## JOB
Extract all of the data and reproduce it precisely.

## SOURCE RECORDS
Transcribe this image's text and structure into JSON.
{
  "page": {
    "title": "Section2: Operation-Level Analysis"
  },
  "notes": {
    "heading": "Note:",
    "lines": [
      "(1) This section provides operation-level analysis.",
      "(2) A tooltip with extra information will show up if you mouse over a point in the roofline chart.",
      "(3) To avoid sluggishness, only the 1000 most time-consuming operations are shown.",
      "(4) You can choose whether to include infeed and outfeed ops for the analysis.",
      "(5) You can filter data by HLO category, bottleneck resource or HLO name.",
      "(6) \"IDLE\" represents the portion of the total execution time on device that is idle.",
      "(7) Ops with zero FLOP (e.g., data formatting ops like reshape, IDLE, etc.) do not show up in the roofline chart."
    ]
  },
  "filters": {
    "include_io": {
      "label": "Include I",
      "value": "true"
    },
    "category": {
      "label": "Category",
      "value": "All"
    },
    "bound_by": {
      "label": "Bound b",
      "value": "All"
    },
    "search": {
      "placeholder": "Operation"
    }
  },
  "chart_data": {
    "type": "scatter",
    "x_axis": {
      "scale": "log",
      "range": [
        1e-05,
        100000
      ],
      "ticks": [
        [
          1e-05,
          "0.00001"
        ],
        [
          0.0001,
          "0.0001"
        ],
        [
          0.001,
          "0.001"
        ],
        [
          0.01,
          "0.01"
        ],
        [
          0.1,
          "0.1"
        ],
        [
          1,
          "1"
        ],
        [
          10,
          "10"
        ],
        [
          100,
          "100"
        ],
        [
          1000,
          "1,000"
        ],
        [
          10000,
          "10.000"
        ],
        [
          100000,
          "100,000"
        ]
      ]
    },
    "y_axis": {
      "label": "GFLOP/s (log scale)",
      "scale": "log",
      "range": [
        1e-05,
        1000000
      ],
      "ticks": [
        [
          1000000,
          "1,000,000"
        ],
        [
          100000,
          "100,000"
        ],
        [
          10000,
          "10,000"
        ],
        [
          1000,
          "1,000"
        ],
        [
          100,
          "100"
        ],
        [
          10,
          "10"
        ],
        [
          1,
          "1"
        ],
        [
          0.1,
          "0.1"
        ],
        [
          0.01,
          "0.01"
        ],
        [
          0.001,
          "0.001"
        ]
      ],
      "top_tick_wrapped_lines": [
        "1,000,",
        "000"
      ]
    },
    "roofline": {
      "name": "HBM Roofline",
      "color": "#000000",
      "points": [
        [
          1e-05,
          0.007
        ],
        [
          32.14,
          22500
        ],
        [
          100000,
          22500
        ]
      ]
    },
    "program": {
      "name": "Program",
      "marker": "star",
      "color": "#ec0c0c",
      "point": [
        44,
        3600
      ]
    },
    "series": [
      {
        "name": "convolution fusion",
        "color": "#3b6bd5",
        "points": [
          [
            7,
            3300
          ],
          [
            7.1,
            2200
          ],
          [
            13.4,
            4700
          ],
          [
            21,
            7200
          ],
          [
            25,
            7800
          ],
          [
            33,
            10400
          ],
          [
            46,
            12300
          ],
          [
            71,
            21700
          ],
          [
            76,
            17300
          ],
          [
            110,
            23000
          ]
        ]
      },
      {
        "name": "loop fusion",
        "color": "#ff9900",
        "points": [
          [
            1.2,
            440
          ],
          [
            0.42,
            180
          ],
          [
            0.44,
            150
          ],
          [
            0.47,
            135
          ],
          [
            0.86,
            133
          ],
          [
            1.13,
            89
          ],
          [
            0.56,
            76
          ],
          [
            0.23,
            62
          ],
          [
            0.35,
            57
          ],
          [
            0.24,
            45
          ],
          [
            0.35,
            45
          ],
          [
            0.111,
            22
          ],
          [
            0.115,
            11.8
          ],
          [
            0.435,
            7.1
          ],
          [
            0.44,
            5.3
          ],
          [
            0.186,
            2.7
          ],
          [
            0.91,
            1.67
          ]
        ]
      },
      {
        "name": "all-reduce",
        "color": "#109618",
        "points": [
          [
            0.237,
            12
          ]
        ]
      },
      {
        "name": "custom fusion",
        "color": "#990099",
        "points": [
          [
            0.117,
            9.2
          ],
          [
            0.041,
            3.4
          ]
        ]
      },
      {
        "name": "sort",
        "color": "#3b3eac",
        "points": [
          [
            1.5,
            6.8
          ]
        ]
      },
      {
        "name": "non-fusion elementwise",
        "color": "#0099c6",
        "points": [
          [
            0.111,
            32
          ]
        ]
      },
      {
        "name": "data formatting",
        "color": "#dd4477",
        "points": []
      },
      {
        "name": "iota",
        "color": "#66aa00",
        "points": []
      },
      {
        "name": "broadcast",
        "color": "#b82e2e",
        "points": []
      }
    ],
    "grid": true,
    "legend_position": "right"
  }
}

## WRITTEN SOLUTION
Transcribe this image's text and structure into JSON.
{
  "page": {
    "title": "Section2: Operation-Level Analysis"
  },
  "notes": {
    "heading": "Note:",
    "lines": [
      "(1) This section provides operation-level analysis.",
      "(2) A tooltip with extra information will show up if you mouse over a point in the roofline chart.",
      "(3) To avoid sluggishness, only the 1000 most time-consuming operations are shown.",
      "(4) You can choose whether to include infeed and outfeed ops for the analysis.",
      "(5) You can filter data by HLO category, bottleneck resource or HLO name.",
      "(6) \"IDLE\" represents the portion of the total execution time on device that is idle.",
      "(7) Ops with zero FLOP (e.g., data formatting ops like reshape, IDLE, etc.) do not show up in the roofline chart."
    ]
  },
  "filters": {
    "include_io": {
      "label": "Include I",
      "value": "true"
    },
    "category": {
      "label": "Category",
      "value": "All"
    },
    "bound_by": {
      "label": "Bound b",
      "value": "All"
    },
    "search": {
      "placeholder": "Operation"
    }
  },
  "chart_data": {
    "type": "scatter",
    "x_axis": {
      "scale": "log",
      "range": [
        1e-05,
        100000
      ],
      "ticks": [
        [
          1e-05,
          "0.00001"
        ],
        [
          0.0001,
          "0.0001"
        ],
        [
          0.001,
          "0.001"
        ],
        [
          0.01,
          "0.01"
        ],
        [
          0.1,
          "0.1"
        ],
        [
          1,
          "1"
        ],
        [
          10,
          "10"
        ],
        [
          100,
          "100"
        ],
        [
          1000,
          "1,000"
        ],
        [
          10000,
          "10.000"
        ],
        [
          100000,
          "100,000"
        ]
      ]
    },
    "y_axis": {
      "label": "GFLOP/s (log scale)",
      "scale": "log",
      "range": [
        1e-05,
        1000000
      ],
      "ticks": [
        [
          1000000,
          "1,000,000"
        ],
        [
          100000,
          "100,000"
        ],
        [
          10000,
          "10,000"
        ],
        [
          1000,
          "1,000"
        ],
        [
          100,
          "100"
        ],
        [
          10,
          "10"
        ],
        [
          1,
          "1"
        ],
        [
          0.1,
          "0.1"
        ],
        [
          0.01,
          "0.01"
        ],
        [
          0.001,
          "0.001"
        ]
      ],
      "top_tick_wrapped_lines": [
        "1,000,",
        "000"
      ]
    },
    "roofline": {
      "name": "HBM Roofline",
      "color": "#000000",
      "points": [
        [
          1e-05,
          0.007
        ],
        [
          32.14,
          22500
        ],
        [
          100000,
          22500
        ]
      ]
    },
    "program": {
      "name": "Program",
      "marker": "star",
      "color": "#ec0c0c",
      "point": [
        44,
        3600
      ]
    },
    "series": [
      {
        "name": "convolution fusion",
        "color": "#3b6bd5",
        "points": [
          [
            7,
            3300
          ],
          [
            7.1,
            2200
          ],
          [
            13.4,
            4700
          ],
          [
            21,
            7200
          ],
          [
            25,
            7800
          ],
          [
            33,
            10400
          ],
          [
            46,
            12300
          ],
          [
            71,
            21700
          ],
          [
            76,
            17300
          ],
          [
            110,
            23000
          ]
        ]
      },
      {
        "name": "loop fusion",
        "color": "#ff9900",
        "points": [
          [
            1.2,
            440
          ],
          [
            0.42,
            180
          ],
          [
            0.44,
            150
          ],
          [
            0.47,
            135
          ],
          [
            0.86,
            133
          ],
          [
            1.13,
            89
          ],
          [
            0.56,
            76
          ],
          [
            0.23,
            62
          ],
          [
            0.35,
            57
          ],
          [
            0.24,
            45
          ],
          [
            0.35,
            45
          ],
          [
            0.111,
            22
          ],
          [
            0.115,
            11.8
          ],
          [
            0.435,
            7.1
          ],
          [
            0.44,
            5.3
          ],
          [
            0.186,
            2.7
          ],
          [
            0.91,
            1.67
          ]
        ]
      },
      {
        "name": "all-reduce",
        "color": "#109618",
        "points": [
          [
            0.237,
            12
          ]
        ]
      },
      {
        "name": "custom fusion",
        "color": "#990099",
        "points": [
          [
            0.117,
            9.2
          ],
          [
            0.041,
            3.4
          ]
        ]
      },
      {
        "name": "sort",
        "color": "#3b3eac",
        "points": [
          [
            1.5,
            6.8
          ]
        ]
      },
      {
        "name": "non-fusion elementwise",
        "color": "#0099c6",
        "points": [
          [
            0.111,
            32
          ]
        ]
      },
      {
        "name": "data formatting",
        "color": "#dd4477",
        "points": []
      },
      {
        "name": "iota",
        "color": "#66aa00",
        "points": []
      },
      {
        "name": "broadcast",
        "color": "#b82e2e",
        "points": []
      }
    ],
    "grid": true,
    "legend_position": "right"
  }
}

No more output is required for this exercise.